Leaving out the pictures, retype all the material exactly.

(Data entries)
- - -
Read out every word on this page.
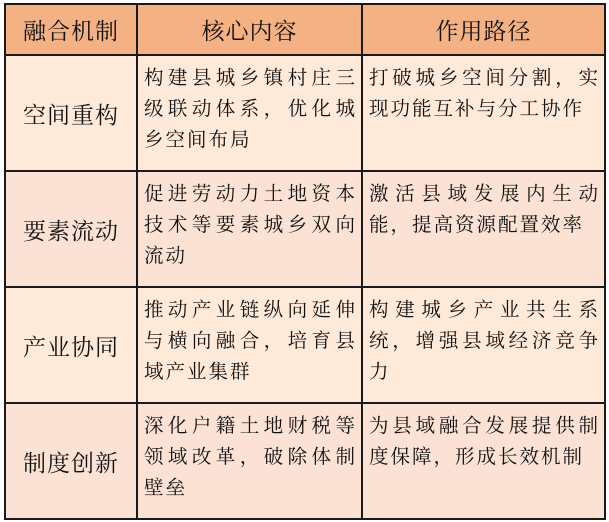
融合机制	核心内容	作用路径
空间重构	构建县城乡镇村庄三级联动体系，优化城乡空间布局	打破城乡空间分割，实现功能互补与分工协作
要素流动	促进劳动力土地资本技术等要素城乡双向流动	激活县域发展内生动能，提高资源配置效率
产业协同	推动产业链纵向延伸与横向融合，培育县域产业集群	构建城乡产业共生系统，增强县域经济竞争力
制度创新	深化户籍土地财税等领域改革，破除体制壁垒	为县域融合发展提供制度保障，形成长效机制
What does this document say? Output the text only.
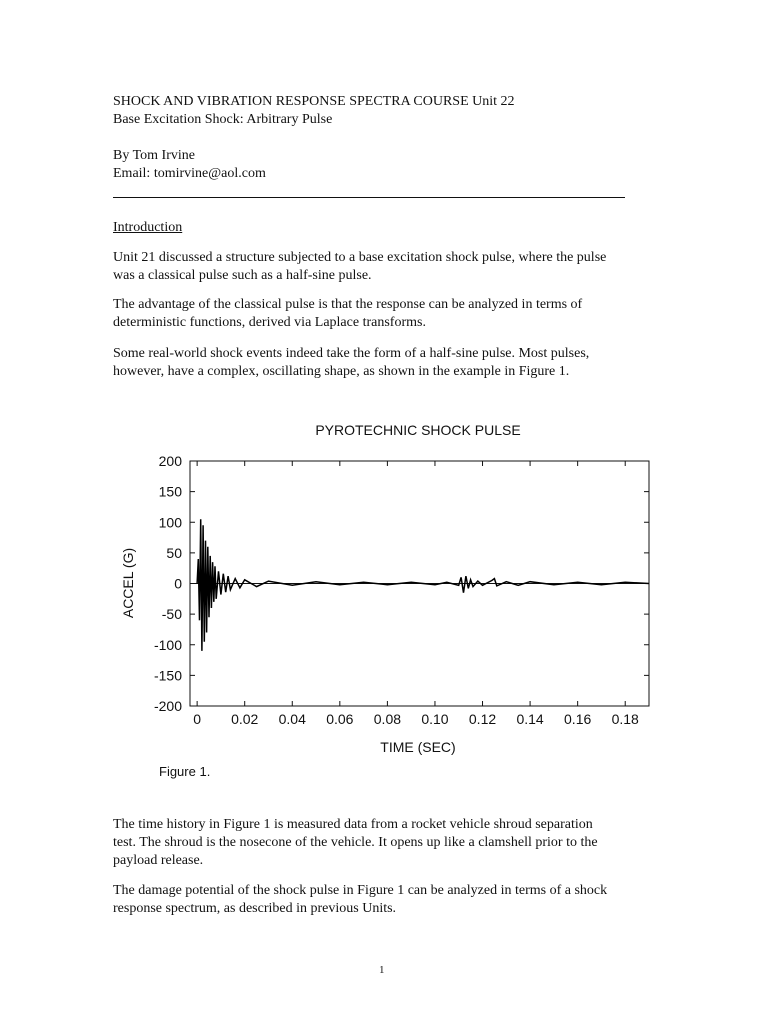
SHOCK AND VIBRATION RESPONSE SPECTRA COURSE Unit 22
Base Excitation Shock: Arbitrary Pulse
By Tom Irvine
Email: tomirvine@aol.com
Introduction
Unit 21 discussed a structure subjected to a base excitation shock pulse, where the pulse
was a classical pulse such as a half-sine pulse.
The advantage of the classical pulse is that the response can be analyzed in terms of
deterministic functions, derived via Laplace transforms.
Some real-world shock events indeed take the form of a half-sine pulse. Most pulses,
however, have a complex, oscillating shape, as shown in the example in Figure 1.
PYROTECHNIC SHOCK PULSE
200
150
100
50
0
-50
-100
-150
-200
0 0.02 0.04 0.06 0.08 0.10 0.12 0.14 0.16 0.18
TIME (SEC)
ACCEL (G)
Figure 1.
The time history in Figure 1 is measured data from a rocket vehicle shroud separation
test. The shroud is the nosecone of the vehicle. It opens up like a clamshell prior to the
payload release.
The damage potential of the shock pulse in Figure 1 can be analyzed in terms of a shock
response spectrum, as described in previous Units.
1
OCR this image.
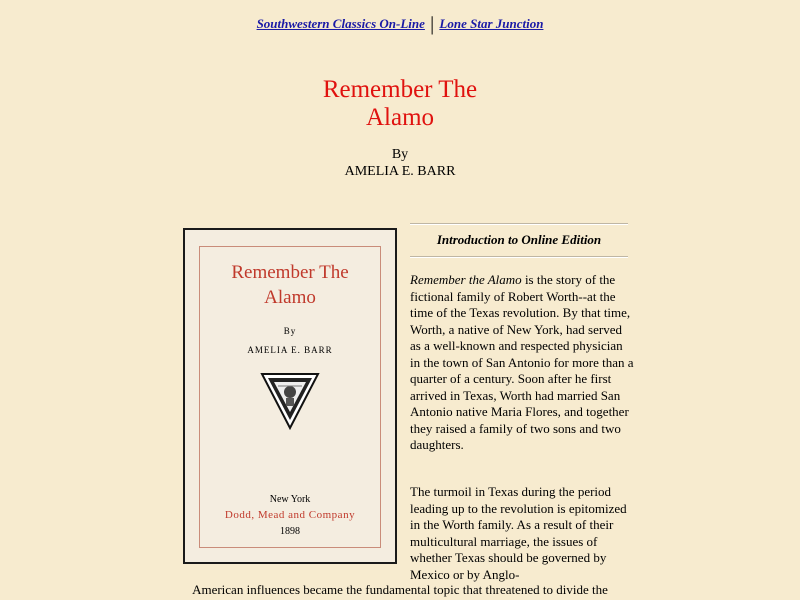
Southwestern Classics On-Line | Lone Star Junction
Remember The
Alamo
By
AMELIA E. BARR
Remember The
Alamo
By
AMELIA E. BARR
New York
Dodd, Mead and Company
1898
Introduction to Online Edition

Remember the Alamo is the story of the fictional family of Robert Worth--at the time of the Texas revolution. By that time, Worth, a native of New York, had served as a well-known and respected physician in the town of San Antonio for more than a quarter of a century. Soon after he first arrived in Texas, Worth had married San Antonio native Maria Flores, and together they raised a family of two sons and two daughters.

The turmoil in Texas during the period leading up to the revolution is epitomized in the Worth family. As a result of their multicultural marriage, the issues of whether Texas should be governed by Mexico or by Anglo-

American influences became the fundamental topic that threatened to divide the
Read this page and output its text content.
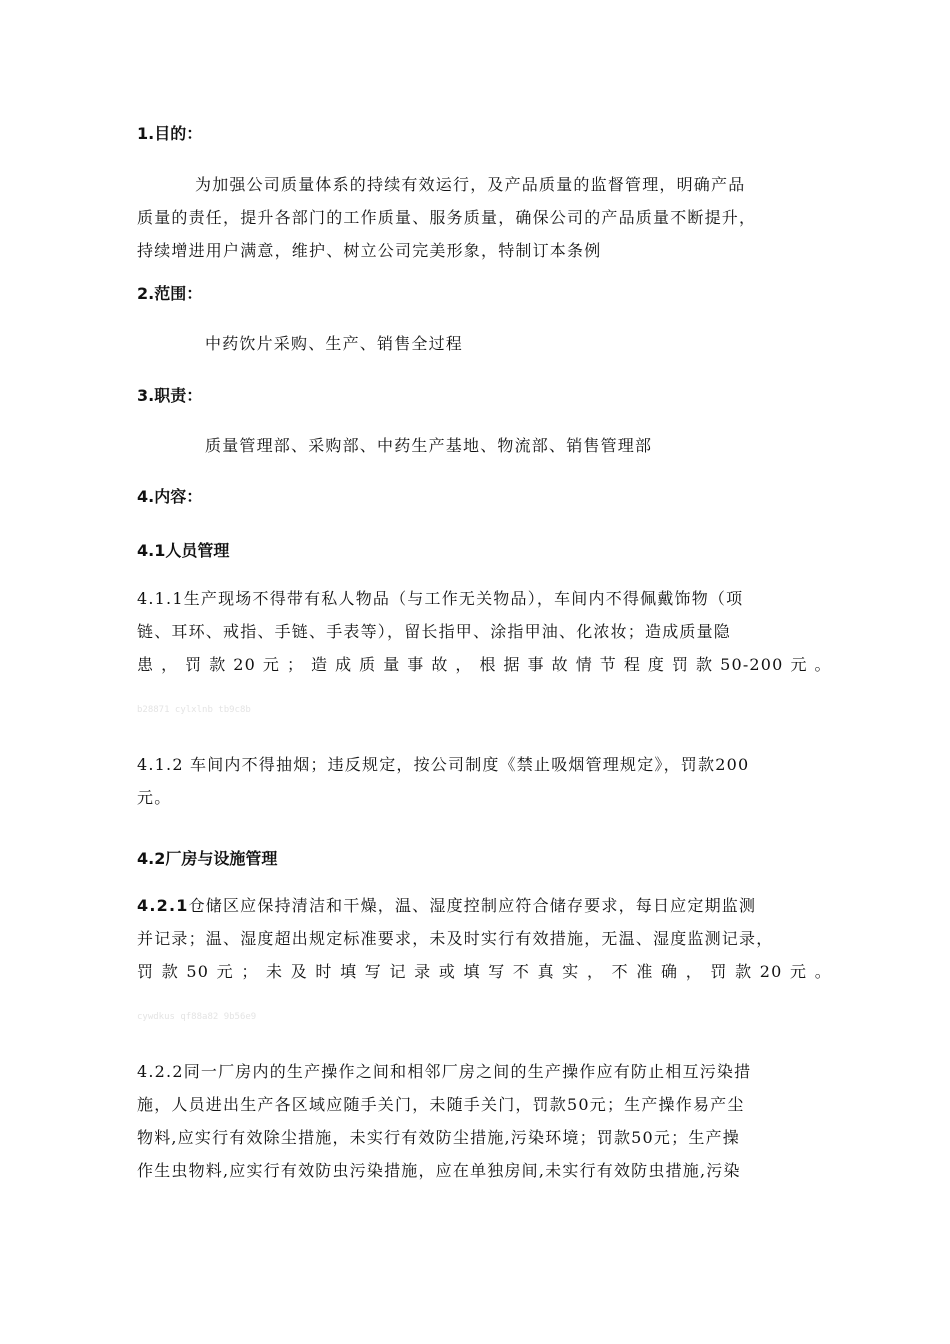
1.目的：
为加强公司质量体系的持续有效运行，及产品质量的监督管理，明确产品
质量的责任，提升各部门的工作质量、服务质量，确保公司的产品质量不断提升，
持续增进用户满意，维护、树立公司完美形象，特制订本条例
2.范围：
中药饮片采购、生产、销售全过程
3.职责：
质量管理部、采购部、中药生产基地、物流部、销售管理部
4.内容：
4.1人员管理
4.1.1生产现场不得带有私人物品（与工作无关物品），车间内不得佩戴饰物（项
链、耳环、戒指、手链、手表等），留长指甲、涂指甲油、化浓妆；造成质量隐
患 ， 罚 款 20 元 ； 造 成 质 量 事 故 ， 根 据 事 故 情 节 程 度 罚 款 50-200 元 。
b28871 cylxlnb tb9c8b
4.1.2 车间内不得抽烟；违反规定，按公司制度《禁止吸烟管理规定》，罚款200
元。
4.2厂房与设施管理
4.2.1仓储区应保持清洁和干燥，温、湿度控制应符合储存要求，每日应定期监测
并记录；温、湿度超出规定标准要求，未及时实行有效措施，无温、湿度监测记录，
罚 款 50 元 ； 未 及 时 填 写 记 录 或 填 写 不 真 实 ， 不 准 确 ， 罚 款 20 元 。
cywdkus qf88a82 9b56e9
4.2.2同一厂房内的生产操作之间和相邻厂房之间的生产操作应有防止相互污染措
施，人员进出生产各区域应随手关门，未随手关门，罚款50元；生产操作易产尘
物料,应实行有效除尘措施，未实行有效防尘措施,污染环境；罚款50元；生产操
作生虫物料,应实行有效防虫污染措施，应在单独房间,未实行有效防虫措施,污染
- - -
**OUTPUT BELOW**.
Read out every word on this page.
融合机制	核心内容	作用路径
空间重构	构建县城乡镇村庄三级联动体系，优化城乡空间布局	打破城乡空间分割，实现功能互补与分工协作
要素流动	促进劳动力土地资本技术等要素城乡双向流动	激活县域发展内生动能，提高资源配置效率
产业协同	推动产业链纵向延伸与横向融合，培育县域产业集群	构建城乡产业共生系统，增强县域经济竞争力
制度创新	深化户籍土地财税等领域改革，破除体制壁垒	为县域融合发展提供制度保障，形成长效机制
What does this document say? Output the text only.
SHOCK AND VIBRATION RESPONSE SPECTRA COURSE Unit 22
Base Excitation Shock: Arbitrary Pulse
By Tom Irvine
Email: tomirvine@aol.com
Introduction
Unit 21 discussed a structure subjected to a base excitation shock pulse, where the pulse
was a classical pulse such as a half-sine pulse.
The advantage of the classical pulse is that the response can be analyzed in terms of
deterministic functions, derived via Laplace transforms.
Some real-world shock events indeed take the form of a half-sine pulse. Most pulses,
however, have a complex, oscillating shape, as shown in the example in Figure 1.
PYROTECHNIC SHOCK PULSE
200
150
100
50
0
-50
-100
-150
-200
0 0.02 0.04 0.06 0.08 0.10 0.12 0.14 0.16 0.18
TIME (SEC)
ACCEL (G)
Figure 1.
The time history in Figure 1 is measured data from a rocket vehicle shroud separation
test. The shroud is the nosecone of the vehicle. It opens up like a clamshell prior to the
payload release.
The damage potential of the shock pulse in Figure 1 can be analyzed in terms of a shock
response spectrum, as described in previous Units.
1
OCR this image.
Southwestern Classics On-Line | Lone Star Junction
Remember The
Alamo
By
AMELIA E. BARR
Remember The
Alamo
By
AMELIA E. BARR
New York
Dodd, Mead and Company
1898
Introduction to Online Edition

Remember the Alamo is the story of the fictional family of Robert Worth--at the time of the Texas revolution. By that time, Worth, a native of New York, had served as a well-known and respected physician in the town of San Antonio for more than a quarter of a century. Soon after he first arrived in Texas, Worth had married San Antonio native Maria Flores, and together they raised a family of two sons and two daughters.

The turmoil in Texas during the period leading up to the revolution is epitomized in the Worth family. As a result of their multicultural marriage, the issues of whether Texas should be governed by Mexico or by Anglo-

American influences became the fundamental topic that threatened to divide the
Read this page and output its text content.
1.目的：
为加强公司质量体系的持续有效运行，及产品质量的监督管理，明确产品
质量的责任，提升各部门的工作质量、服务质量，确保公司的产品质量不断提升，
持续增进用户满意，维护、树立公司完美形象，特制订本条例
2.范围：
中药饮片采购、生产、销售全过程
3.职责：
质量管理部、采购部、中药生产基地、物流部、销售管理部
4.内容：
4.1人员管理
4.1.1生产现场不得带有私人物品（与工作无关物品），车间内不得佩戴饰物（项
链、耳环、戒指、手链、手表等），留长指甲、涂指甲油、化浓妆；造成质量隐
患 ， 罚 款 20 元 ； 造 成 质 量 事 故 ， 根 据 事 故 情 节 程 度 罚 款 50-200 元 。
b28871 cylxlnb tb9c8b
4.1.2 车间内不得抽烟；违反规定，按公司制度《禁止吸烟管理规定》，罚款200
元。
4.2厂房与设施管理
4.2.1仓储区应保持清洁和干燥，温、湿度控制应符合储存要求，每日应定期监测
并记录；温、湿度超出规定标准要求，未及时实行有效措施，无温、湿度监测记录，
罚 款 50 元 ； 未 及 时 填 写 记 录 或 填 写 不 真 实 ， 不 准 确 ， 罚 款 20 元 。
cywdkus qf88a82 9b56e9
4.2.2同一厂房内的生产操作之间和相邻厂房之间的生产操作应有防止相互污染措
施，人员进出生产各区域应随手关门，未随手关门，罚款50元；生产操作易产尘
物料,应实行有效除尘措施，未实行有效防尘措施,污染环境；罚款50元；生产操
作生虫物料,应实行有效防虫污染措施，应在单独房间,未实行有效防虫措施,污染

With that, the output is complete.